>> Start Extracted records

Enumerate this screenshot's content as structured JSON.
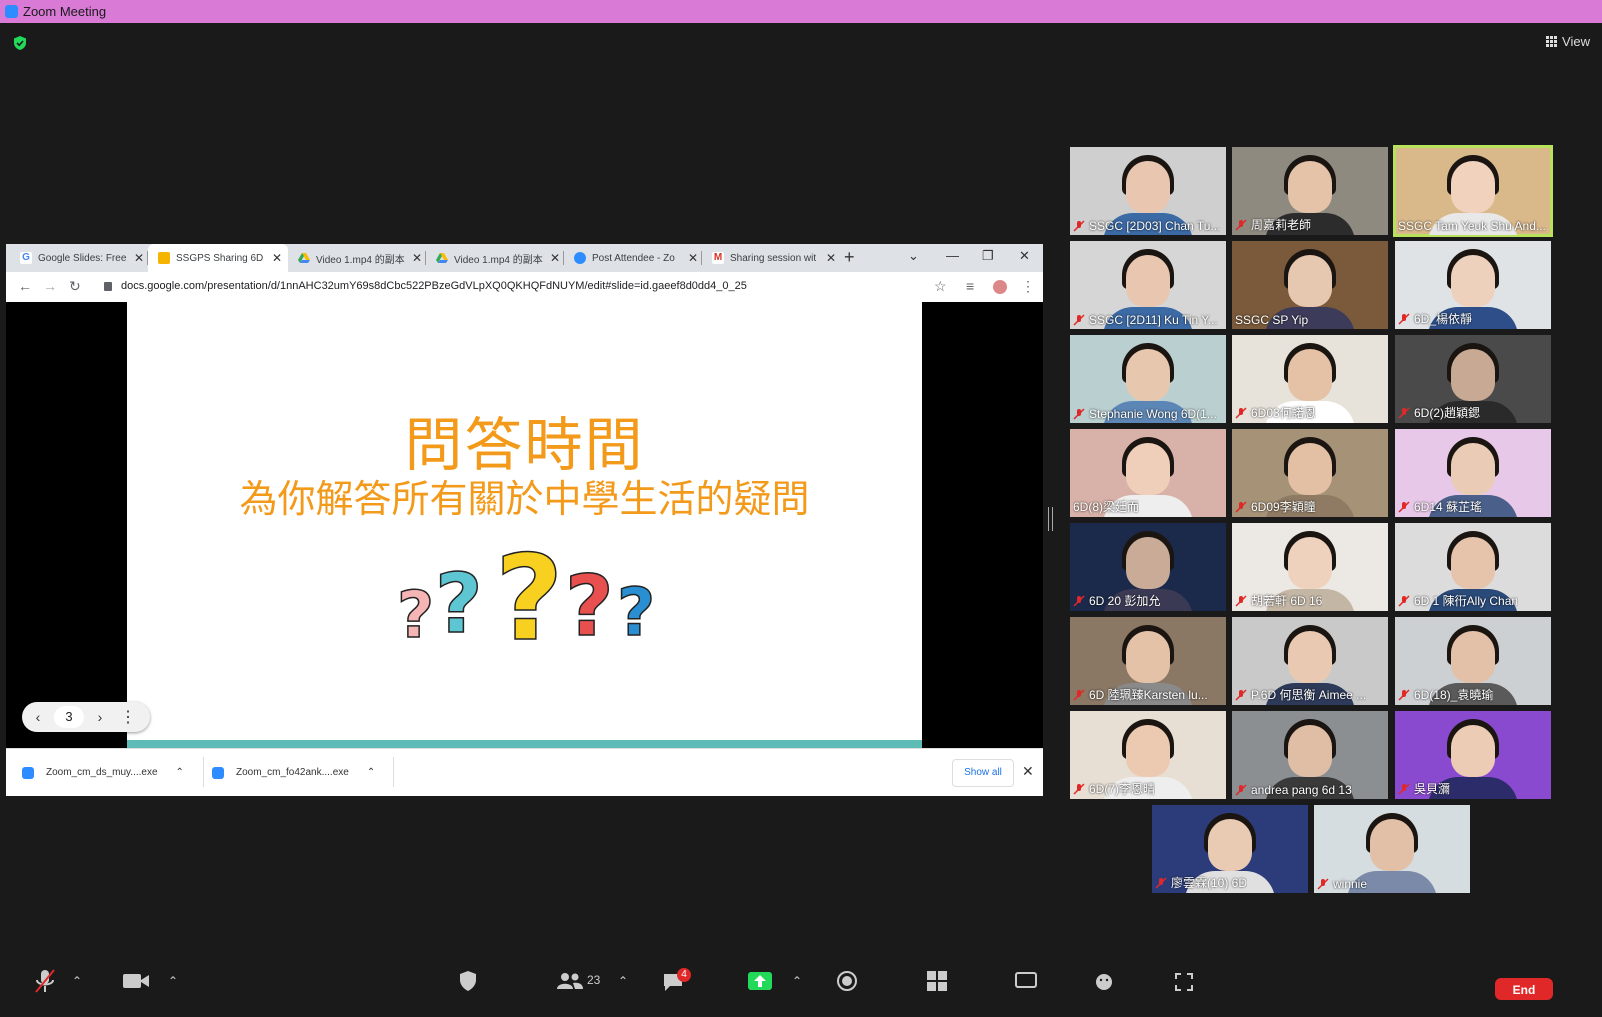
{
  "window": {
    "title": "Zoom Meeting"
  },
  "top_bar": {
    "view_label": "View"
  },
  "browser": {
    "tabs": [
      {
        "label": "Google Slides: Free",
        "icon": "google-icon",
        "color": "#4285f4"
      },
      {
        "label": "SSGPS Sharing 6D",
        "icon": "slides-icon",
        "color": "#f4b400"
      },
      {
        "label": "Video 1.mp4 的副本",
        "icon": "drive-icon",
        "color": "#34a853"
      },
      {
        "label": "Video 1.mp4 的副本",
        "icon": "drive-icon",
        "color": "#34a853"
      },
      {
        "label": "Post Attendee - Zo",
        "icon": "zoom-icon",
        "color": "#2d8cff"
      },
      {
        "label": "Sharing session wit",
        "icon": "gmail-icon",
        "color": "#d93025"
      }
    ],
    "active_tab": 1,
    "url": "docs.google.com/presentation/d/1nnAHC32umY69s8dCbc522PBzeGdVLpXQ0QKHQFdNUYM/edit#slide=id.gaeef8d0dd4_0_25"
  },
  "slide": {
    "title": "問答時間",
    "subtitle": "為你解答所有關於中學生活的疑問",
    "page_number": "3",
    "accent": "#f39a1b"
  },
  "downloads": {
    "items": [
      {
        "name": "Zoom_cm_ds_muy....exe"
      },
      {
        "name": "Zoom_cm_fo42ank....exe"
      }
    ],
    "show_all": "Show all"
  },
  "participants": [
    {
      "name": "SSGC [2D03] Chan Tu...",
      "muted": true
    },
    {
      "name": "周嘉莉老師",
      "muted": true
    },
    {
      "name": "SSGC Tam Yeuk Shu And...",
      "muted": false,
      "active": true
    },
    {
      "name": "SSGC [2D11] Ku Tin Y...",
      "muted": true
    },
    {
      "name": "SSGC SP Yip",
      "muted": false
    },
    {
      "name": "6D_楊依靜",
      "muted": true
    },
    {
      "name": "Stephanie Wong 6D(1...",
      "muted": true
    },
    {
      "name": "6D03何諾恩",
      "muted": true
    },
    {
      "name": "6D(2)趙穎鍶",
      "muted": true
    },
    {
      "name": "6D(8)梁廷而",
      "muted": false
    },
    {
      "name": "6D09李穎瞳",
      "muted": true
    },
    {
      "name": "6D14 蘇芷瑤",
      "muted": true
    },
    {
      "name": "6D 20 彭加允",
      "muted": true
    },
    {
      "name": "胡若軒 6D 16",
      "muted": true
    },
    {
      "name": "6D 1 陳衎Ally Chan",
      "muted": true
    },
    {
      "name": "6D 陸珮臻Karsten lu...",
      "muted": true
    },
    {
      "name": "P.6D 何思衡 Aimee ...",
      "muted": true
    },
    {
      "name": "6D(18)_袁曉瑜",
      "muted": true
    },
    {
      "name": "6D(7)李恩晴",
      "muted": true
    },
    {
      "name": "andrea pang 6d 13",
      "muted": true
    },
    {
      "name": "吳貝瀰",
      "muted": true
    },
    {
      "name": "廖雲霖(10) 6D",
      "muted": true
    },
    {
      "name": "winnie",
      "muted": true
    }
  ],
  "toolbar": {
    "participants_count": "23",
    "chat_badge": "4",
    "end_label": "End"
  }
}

>> End Extracted records

* Required work
Write out all the entries exactly, except for the pictures.

* Completed task
Enumerate this screenshot's content as structured JSON.
{
  "window": {
    "title": "Zoom Meeting"
  },
  "top_bar": {
    "view_label": "View"
  },
  "browser": {
    "tabs": [
      {
        "label": "Google Slides: Free",
        "icon": "google-icon",
        "color": "#4285f4"
      },
      {
        "label": "SSGPS Sharing 6D",
        "icon": "slides-icon",
        "color": "#f4b400"
      },
      {
        "label": "Video 1.mp4 的副本",
        "icon": "drive-icon",
        "color": "#34a853"
      },
      {
        "label": "Video 1.mp4 的副本",
        "icon": "drive-icon",
        "color": "#34a853"
      },
      {
        "label": "Post Attendee - Zo",
        "icon": "zoom-icon",
        "color": "#2d8cff"
      },
      {
        "label": "Sharing session wit",
        "icon": "gmail-icon",
        "color": "#d93025"
      }
    ],
    "active_tab": 1,
    "url": "docs.google.com/presentation/d/1nnAHC32umY69s8dCbc522PBzeGdVLpXQ0QKHQFdNUYM/edit#slide=id.gaeef8d0dd4_0_25"
  },
  "slide": {
    "title": "問答時間",
    "subtitle": "為你解答所有關於中學生活的疑問",
    "page_number": "3",
    "accent": "#f39a1b"
  },
  "downloads": {
    "items": [
      {
        "name": "Zoom_cm_ds_muy....exe"
      },
      {
        "name": "Zoom_cm_fo42ank....exe"
      }
    ],
    "show_all": "Show all"
  },
  "participants": [
    {
      "name": "SSGC [2D03] Chan Tu...",
      "muted": true
    },
    {
      "name": "周嘉莉老師",
      "muted": true
    },
    {
      "name": "SSGC Tam Yeuk Shu And...",
      "muted": false,
      "active": true
    },
    {
      "name": "SSGC [2D11] Ku Tin Y...",
      "muted": true
    },
    {
      "name": "SSGC SP Yip",
      "muted": false
    },
    {
      "name": "6D_楊依靜",
      "muted": true
    },
    {
      "name": "Stephanie Wong 6D(1...",
      "muted": true
    },
    {
      "name": "6D03何諾恩",
      "muted": true
    },
    {
      "name": "6D(2)趙穎鍶",
      "muted": true
    },
    {
      "name": "6D(8)梁廷而",
      "muted": false
    },
    {
      "name": "6D09李穎瞳",
      "muted": true
    },
    {
      "name": "6D14 蘇芷瑤",
      "muted": true
    },
    {
      "name": "6D 20 彭加允",
      "muted": true
    },
    {
      "name": "胡若軒 6D 16",
      "muted": true
    },
    {
      "name": "6D 1 陳衎Ally Chan",
      "muted": true
    },
    {
      "name": "6D 陸珮臻Karsten lu...",
      "muted": true
    },
    {
      "name": "P.6D 何思衡 Aimee ...",
      "muted": true
    },
    {
      "name": "6D(18)_袁曉瑜",
      "muted": true
    },
    {
      "name": "6D(7)李恩晴",
      "muted": true
    },
    {
      "name": "andrea pang 6d 13",
      "muted": true
    },
    {
      "name": "吳貝瀰",
      "muted": true
    },
    {
      "name": "廖雲霖(10) 6D",
      "muted": true
    },
    {
      "name": "winnie",
      "muted": true
    }
  ],
  "toolbar": {
    "participants_count": "23",
    "chat_badge": "4",
    "end_label": "End"
  }
}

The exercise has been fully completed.